### Assigned task
Return each line of the records below that contains the word "title".

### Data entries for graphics
----

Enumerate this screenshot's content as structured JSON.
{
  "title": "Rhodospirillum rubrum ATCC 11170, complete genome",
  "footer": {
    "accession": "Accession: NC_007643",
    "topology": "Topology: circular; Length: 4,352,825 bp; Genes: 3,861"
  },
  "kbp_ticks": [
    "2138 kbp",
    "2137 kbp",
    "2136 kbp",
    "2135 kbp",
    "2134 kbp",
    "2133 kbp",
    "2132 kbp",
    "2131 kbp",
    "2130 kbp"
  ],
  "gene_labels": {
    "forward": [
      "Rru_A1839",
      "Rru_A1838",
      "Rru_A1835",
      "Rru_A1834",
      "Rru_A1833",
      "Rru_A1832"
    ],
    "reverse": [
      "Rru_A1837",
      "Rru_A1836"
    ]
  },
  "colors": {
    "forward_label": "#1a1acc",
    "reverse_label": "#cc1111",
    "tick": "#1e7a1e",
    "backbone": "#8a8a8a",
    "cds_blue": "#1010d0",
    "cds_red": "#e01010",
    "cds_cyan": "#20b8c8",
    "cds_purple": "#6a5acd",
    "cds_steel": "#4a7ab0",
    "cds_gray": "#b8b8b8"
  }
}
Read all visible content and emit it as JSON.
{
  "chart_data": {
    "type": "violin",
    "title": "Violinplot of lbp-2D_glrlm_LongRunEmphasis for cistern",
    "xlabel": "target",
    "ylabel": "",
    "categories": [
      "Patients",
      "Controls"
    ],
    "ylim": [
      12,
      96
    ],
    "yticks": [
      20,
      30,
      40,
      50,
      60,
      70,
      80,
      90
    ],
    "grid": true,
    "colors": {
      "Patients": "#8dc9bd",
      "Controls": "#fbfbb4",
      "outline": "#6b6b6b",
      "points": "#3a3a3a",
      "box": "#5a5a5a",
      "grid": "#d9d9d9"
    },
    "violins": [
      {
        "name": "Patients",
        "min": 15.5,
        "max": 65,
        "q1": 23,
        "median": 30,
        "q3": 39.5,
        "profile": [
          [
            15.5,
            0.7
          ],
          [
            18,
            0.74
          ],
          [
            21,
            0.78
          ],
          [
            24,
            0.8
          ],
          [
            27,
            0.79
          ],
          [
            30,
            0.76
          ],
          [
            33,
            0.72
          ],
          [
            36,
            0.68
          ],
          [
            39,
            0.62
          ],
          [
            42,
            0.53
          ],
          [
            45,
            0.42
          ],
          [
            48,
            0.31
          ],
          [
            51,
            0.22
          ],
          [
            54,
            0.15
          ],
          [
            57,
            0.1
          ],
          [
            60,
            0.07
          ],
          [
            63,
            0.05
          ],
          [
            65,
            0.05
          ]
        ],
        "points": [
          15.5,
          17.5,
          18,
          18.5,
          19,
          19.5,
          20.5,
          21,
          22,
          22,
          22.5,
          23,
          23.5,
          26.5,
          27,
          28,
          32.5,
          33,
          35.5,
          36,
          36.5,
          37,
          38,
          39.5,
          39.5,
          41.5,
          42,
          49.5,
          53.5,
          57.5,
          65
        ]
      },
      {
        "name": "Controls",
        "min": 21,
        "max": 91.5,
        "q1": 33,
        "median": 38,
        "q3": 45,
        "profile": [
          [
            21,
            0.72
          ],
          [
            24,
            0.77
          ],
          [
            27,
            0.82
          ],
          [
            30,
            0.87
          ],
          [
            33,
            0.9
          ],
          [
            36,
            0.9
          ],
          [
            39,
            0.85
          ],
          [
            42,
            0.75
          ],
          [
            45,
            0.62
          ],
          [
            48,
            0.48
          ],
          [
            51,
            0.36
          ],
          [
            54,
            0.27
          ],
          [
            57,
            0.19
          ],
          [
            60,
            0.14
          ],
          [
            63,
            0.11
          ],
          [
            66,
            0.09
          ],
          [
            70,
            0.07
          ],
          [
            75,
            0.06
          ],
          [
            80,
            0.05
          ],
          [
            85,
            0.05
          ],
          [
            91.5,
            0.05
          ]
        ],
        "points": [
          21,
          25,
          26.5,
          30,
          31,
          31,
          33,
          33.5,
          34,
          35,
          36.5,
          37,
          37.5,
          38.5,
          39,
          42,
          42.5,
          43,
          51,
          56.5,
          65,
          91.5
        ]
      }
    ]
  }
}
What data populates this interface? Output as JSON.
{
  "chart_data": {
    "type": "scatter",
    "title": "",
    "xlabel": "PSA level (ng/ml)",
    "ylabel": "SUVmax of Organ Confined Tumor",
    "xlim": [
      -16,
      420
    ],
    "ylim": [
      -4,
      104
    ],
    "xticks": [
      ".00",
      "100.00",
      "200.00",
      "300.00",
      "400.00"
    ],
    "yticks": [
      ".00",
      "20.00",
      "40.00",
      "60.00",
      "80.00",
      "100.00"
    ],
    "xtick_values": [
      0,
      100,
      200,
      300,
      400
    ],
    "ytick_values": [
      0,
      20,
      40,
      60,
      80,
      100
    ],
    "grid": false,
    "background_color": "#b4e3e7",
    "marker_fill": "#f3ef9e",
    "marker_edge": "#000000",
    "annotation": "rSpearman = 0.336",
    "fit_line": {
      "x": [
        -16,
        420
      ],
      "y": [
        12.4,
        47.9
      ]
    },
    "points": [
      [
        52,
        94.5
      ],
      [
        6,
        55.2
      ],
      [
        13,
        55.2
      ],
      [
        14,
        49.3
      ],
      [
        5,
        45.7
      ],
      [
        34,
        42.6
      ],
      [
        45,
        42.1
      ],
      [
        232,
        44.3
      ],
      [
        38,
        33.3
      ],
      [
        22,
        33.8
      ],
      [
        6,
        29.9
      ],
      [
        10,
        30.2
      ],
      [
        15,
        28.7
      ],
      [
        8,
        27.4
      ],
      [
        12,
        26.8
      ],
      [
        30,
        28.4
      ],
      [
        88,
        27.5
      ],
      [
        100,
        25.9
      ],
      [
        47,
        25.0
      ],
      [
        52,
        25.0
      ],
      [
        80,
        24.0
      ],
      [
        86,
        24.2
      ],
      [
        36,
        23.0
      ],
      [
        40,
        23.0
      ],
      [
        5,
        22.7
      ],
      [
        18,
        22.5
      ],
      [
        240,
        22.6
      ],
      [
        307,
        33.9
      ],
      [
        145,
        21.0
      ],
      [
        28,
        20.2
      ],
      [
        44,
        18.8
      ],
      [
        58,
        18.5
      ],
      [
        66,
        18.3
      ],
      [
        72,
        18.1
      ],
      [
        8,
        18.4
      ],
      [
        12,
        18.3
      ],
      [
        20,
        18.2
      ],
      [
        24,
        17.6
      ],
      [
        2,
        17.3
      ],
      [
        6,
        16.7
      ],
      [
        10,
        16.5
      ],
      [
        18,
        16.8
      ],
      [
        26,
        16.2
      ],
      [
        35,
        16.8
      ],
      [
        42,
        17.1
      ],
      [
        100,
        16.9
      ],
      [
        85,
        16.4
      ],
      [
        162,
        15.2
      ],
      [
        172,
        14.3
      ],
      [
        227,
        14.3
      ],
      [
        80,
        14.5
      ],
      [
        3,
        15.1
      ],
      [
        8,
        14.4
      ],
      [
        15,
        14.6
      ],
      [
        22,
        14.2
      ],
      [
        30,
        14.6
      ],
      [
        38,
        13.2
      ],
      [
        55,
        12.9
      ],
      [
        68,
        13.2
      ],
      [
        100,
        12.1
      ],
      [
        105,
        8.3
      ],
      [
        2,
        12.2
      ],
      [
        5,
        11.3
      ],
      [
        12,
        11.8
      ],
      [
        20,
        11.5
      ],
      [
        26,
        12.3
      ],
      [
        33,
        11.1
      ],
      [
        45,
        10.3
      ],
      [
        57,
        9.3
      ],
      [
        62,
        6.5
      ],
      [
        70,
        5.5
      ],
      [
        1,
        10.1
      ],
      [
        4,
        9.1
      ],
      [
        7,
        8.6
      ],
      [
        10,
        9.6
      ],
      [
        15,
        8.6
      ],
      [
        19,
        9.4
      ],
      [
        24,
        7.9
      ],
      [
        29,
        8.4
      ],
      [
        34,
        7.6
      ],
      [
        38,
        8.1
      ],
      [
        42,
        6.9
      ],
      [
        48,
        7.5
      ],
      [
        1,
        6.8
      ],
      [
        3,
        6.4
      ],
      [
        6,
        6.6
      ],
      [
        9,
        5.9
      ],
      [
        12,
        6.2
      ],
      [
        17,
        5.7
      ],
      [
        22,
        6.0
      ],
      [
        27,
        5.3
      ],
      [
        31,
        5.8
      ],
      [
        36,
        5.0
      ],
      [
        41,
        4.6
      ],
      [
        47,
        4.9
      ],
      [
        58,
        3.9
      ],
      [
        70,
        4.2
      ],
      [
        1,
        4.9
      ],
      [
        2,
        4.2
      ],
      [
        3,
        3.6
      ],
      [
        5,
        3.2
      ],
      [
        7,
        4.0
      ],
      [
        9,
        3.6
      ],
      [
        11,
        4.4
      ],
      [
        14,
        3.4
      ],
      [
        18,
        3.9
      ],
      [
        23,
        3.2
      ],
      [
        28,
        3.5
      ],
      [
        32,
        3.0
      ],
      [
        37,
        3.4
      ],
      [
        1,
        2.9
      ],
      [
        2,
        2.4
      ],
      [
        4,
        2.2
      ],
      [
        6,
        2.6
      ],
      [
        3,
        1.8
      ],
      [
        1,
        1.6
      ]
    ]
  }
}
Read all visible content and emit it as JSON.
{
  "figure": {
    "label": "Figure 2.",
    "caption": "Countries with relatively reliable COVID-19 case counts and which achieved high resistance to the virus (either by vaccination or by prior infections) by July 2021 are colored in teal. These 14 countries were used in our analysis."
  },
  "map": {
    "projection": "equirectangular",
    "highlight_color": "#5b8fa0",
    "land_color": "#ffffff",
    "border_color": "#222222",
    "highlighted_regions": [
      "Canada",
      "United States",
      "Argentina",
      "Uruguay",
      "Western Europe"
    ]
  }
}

----

### Task response
  "title": "Rhodospirillum rubrum ATCC 11170, complete genome",
    "title": "Violinplot of lbp-2D_glrlm_LongRunEmphasis for cistern",
    "title": "",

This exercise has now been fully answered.